Description of the task: Write out all of the entries exactly as given.

--- start of Provided entries ---

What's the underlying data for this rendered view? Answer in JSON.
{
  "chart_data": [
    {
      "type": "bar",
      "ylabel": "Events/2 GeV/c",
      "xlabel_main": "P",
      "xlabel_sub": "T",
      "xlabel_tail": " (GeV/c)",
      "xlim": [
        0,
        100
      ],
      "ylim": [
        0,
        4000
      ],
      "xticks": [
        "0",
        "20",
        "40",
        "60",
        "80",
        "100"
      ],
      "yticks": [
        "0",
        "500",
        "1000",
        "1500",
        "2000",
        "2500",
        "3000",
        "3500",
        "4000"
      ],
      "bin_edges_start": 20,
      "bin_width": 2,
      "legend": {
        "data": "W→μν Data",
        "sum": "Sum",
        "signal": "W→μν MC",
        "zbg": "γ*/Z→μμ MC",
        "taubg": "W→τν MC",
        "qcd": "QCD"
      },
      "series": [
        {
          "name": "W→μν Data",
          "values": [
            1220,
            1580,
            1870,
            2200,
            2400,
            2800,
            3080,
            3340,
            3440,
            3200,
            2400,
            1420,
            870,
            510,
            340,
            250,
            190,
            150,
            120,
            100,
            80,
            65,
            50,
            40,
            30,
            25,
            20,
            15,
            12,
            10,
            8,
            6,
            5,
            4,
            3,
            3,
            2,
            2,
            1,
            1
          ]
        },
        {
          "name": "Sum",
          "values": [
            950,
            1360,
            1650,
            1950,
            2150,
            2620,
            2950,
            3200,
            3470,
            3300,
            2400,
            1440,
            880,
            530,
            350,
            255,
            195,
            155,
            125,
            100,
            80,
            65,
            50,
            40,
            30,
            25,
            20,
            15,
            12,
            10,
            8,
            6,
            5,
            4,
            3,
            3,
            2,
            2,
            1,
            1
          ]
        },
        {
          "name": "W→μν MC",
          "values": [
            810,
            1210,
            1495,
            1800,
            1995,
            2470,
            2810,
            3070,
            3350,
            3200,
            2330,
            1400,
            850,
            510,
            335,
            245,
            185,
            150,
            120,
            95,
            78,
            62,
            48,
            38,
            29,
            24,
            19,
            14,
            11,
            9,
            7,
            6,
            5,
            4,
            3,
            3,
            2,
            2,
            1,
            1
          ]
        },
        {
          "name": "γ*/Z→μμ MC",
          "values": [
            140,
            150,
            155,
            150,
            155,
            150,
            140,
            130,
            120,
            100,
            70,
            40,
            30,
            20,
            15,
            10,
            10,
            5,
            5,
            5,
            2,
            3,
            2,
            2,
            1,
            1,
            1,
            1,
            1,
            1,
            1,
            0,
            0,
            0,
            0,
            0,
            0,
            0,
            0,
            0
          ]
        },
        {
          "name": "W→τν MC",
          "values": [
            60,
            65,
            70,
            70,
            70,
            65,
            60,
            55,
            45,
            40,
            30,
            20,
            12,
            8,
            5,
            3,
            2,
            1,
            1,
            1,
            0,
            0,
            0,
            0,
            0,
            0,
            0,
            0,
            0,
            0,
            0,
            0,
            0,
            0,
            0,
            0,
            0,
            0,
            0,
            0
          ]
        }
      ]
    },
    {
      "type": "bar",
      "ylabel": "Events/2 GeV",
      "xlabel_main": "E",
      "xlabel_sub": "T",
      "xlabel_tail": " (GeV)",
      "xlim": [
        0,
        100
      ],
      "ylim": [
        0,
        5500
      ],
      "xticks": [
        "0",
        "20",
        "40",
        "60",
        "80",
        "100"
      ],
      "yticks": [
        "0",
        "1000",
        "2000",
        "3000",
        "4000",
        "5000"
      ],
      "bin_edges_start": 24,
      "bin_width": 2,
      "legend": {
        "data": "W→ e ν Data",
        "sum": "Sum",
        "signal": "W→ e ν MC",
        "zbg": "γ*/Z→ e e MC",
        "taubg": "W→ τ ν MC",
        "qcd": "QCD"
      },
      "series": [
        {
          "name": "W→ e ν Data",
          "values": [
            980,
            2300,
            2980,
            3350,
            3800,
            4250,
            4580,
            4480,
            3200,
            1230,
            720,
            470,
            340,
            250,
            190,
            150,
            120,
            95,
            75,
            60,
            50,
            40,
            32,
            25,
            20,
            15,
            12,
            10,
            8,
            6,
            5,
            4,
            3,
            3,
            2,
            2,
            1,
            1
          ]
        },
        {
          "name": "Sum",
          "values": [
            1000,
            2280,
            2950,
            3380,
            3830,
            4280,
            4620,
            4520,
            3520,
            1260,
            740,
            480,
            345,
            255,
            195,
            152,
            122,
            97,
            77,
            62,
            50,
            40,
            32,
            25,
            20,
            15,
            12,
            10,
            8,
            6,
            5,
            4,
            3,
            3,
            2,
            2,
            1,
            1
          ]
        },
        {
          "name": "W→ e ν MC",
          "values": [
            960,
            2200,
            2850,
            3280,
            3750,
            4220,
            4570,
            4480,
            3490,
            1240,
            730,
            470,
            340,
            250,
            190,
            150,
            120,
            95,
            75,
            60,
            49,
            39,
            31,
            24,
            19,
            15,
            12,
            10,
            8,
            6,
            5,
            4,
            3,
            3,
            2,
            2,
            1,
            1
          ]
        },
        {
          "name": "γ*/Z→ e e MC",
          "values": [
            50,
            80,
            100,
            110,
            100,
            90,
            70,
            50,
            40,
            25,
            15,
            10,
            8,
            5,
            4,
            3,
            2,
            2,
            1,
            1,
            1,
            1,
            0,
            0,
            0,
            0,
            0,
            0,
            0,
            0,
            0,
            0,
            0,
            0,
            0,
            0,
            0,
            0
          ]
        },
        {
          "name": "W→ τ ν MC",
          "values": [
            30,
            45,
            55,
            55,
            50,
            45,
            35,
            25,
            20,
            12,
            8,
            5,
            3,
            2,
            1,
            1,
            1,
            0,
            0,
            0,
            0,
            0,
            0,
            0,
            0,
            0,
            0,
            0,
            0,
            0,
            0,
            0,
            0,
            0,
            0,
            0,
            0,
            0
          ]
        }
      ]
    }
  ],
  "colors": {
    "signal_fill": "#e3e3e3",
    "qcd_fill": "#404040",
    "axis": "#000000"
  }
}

--- end of Provided entries ---

Answer to the exercise:
What's the underlying data for this rendered view? Answer in JSON.
{
  "chart_data": [
    {
      "type": "bar",
      "ylabel": "Events/2 GeV/c",
      "xlabel_main": "P",
      "xlabel_sub": "T",
      "xlabel_tail": " (GeV/c)",
      "xlim": [
        0,
        100
      ],
      "ylim": [
        0,
        4000
      ],
      "xticks": [
        "0",
        "20",
        "40",
        "60",
        "80",
        "100"
      ],
      "yticks": [
        "0",
        "500",
        "1000",
        "1500",
        "2000",
        "2500",
        "3000",
        "3500",
        "4000"
      ],
      "bin_edges_start": 20,
      "bin_width": 2,
      "legend": {
        "data": "W→μν Data",
        "sum": "Sum",
        "signal": "W→μν MC",
        "zbg": "γ*/Z→μμ MC",
        "taubg": "W→τν MC",
        "qcd": "QCD"
      },
      "series": [
        {
          "name": "W→μν Data",
          "values": [
            1220,
            1580,
            1870,
            2200,
            2400,
            2800,
            3080,
            3340,
            3440,
            3200,
            2400,
            1420,
            870,
            510,
            340,
            250,
            190,
            150,
            120,
            100,
            80,
            65,
            50,
            40,
            30,
            25,
            20,
            15,
            12,
            10,
            8,
            6,
            5,
            4,
            3,
            3,
            2,
            2,
            1,
            1
          ]
        },
        {
          "name": "Sum",
          "values": [
            950,
            1360,
            1650,
            1950,
            2150,
            2620,
            2950,
            3200,
            3470,
            3300,
            2400,
            1440,
            880,
            530,
            350,
            255,
            195,
            155,
            125,
            100,
            80,
            65,
            50,
            40,
            30,
            25,
            20,
            15,
            12,
            10,
            8,
            6,
            5,
            4,
            3,
            3,
            2,
            2,
            1,
            1
          ]
        },
        {
          "name": "W→μν MC",
          "values": [
            810,
            1210,
            1495,
            1800,
            1995,
            2470,
            2810,
            3070,
            3350,
            3200,
            2330,
            1400,
            850,
            510,
            335,
            245,
            185,
            150,
            120,
            95,
            78,
            62,
            48,
            38,
            29,
            24,
            19,
            14,
            11,
            9,
            7,
            6,
            5,
            4,
            3,
            3,
            2,
            2,
            1,
            1
          ]
        },
        {
          "name": "γ*/Z→μμ MC",
          "values": [
            140,
            150,
            155,
            150,
            155,
            150,
            140,
            130,
            120,
            100,
            70,
            40,
            30,
            20,
            15,
            10,
            10,
            5,
            5,
            5,
            2,
            3,
            2,
            2,
            1,
            1,
            1,
            1,
            1,
            1,
            1,
            0,
            0,
            0,
            0,
            0,
            0,
            0,
            0,
            0
          ]
        },
        {
          "name": "W→τν MC",
          "values": [
            60,
            65,
            70,
            70,
            70,
            65,
            60,
            55,
            45,
            40,
            30,
            20,
            12,
            8,
            5,
            3,
            2,
            1,
            1,
            1,
            0,
            0,
            0,
            0,
            0,
            0,
            0,
            0,
            0,
            0,
            0,
            0,
            0,
            0,
            0,
            0,
            0,
            0,
            0,
            0
          ]
        }
      ]
    },
    {
      "type": "bar",
      "ylabel": "Events/2 GeV",
      "xlabel_main": "E",
      "xlabel_sub": "T",
      "xlabel_tail": " (GeV)",
      "xlim": [
        0,
        100
      ],
      "ylim": [
        0,
        5500
      ],
      "xticks": [
        "0",
        "20",
        "40",
        "60",
        "80",
        "100"
      ],
      "yticks": [
        "0",
        "1000",
        "2000",
        "3000",
        "4000",
        "5000"
      ],
      "bin_edges_start": 24,
      "bin_width": 2,
      "legend": {
        "data": "W→ e ν Data",
        "sum": "Sum",
        "signal": "W→ e ν MC",
        "zbg": "γ*/Z→ e e MC",
        "taubg": "W→ τ ν MC",
        "qcd": "QCD"
      },
      "series": [
        {
          "name": "W→ e ν Data",
          "values": [
            980,
            2300,
            2980,
            3350,
            3800,
            4250,
            4580,
            4480,
            3200,
            1230,
            720,
            470,
            340,
            250,
            190,
            150,
            120,
            95,
            75,
            60,
            50,
            40,
            32,
            25,
            20,
            15,
            12,
            10,
            8,
            6,
            5,
            4,
            3,
            3,
            2,
            2,
            1,
            1
          ]
        },
        {
          "name": "Sum",
          "values": [
            1000,
            2280,
            2950,
            3380,
            3830,
            4280,
            4620,
            4520,
            3520,
            1260,
            740,
            480,
            345,
            255,
            195,
            152,
            122,
            97,
            77,
            62,
            50,
            40,
            32,
            25,
            20,
            15,
            12,
            10,
            8,
            6,
            5,
            4,
            3,
            3,
            2,
            2,
            1,
            1
          ]
        },
        {
          "name": "W→ e ν MC",
          "values": [
            960,
            2200,
            2850,
            3280,
            3750,
            4220,
            4570,
            4480,
            3490,
            1240,
            730,
            470,
            340,
            250,
            190,
            150,
            120,
            95,
            75,
            60,
            49,
            39,
            31,
            24,
            19,
            15,
            12,
            10,
            8,
            6,
            5,
            4,
            3,
            3,
            2,
            2,
            1,
            1
          ]
        },
        {
          "name": "γ*/Z→ e e MC",
          "values": [
            50,
            80,
            100,
            110,
            100,
            90,
            70,
            50,
            40,
            25,
            15,
            10,
            8,
            5,
            4,
            3,
            2,
            2,
            1,
            1,
            1,
            1,
            0,
            0,
            0,
            0,
            0,
            0,
            0,
            0,
            0,
            0,
            0,
            0,
            0,
            0,
            0,
            0
          ]
        },
        {
          "name": "W→ τ ν MC",
          "values": [
            30,
            45,
            55,
            55,
            50,
            45,
            35,
            25,
            20,
            12,
            8,
            5,
            3,
            2,
            1,
            1,
            1,
            0,
            0,
            0,
            0,
            0,
            0,
            0,
            0,
            0,
            0,
            0,
            0,
            0,
            0,
            0,
            0,
            0,
            0,
            0,
            0,
            0
          ]
        }
      ]
    }
  ],
  "colors": {
    "signal_fill": "#e3e3e3",
    "qcd_fill": "#404040",
    "axis": "#000000"
  }
}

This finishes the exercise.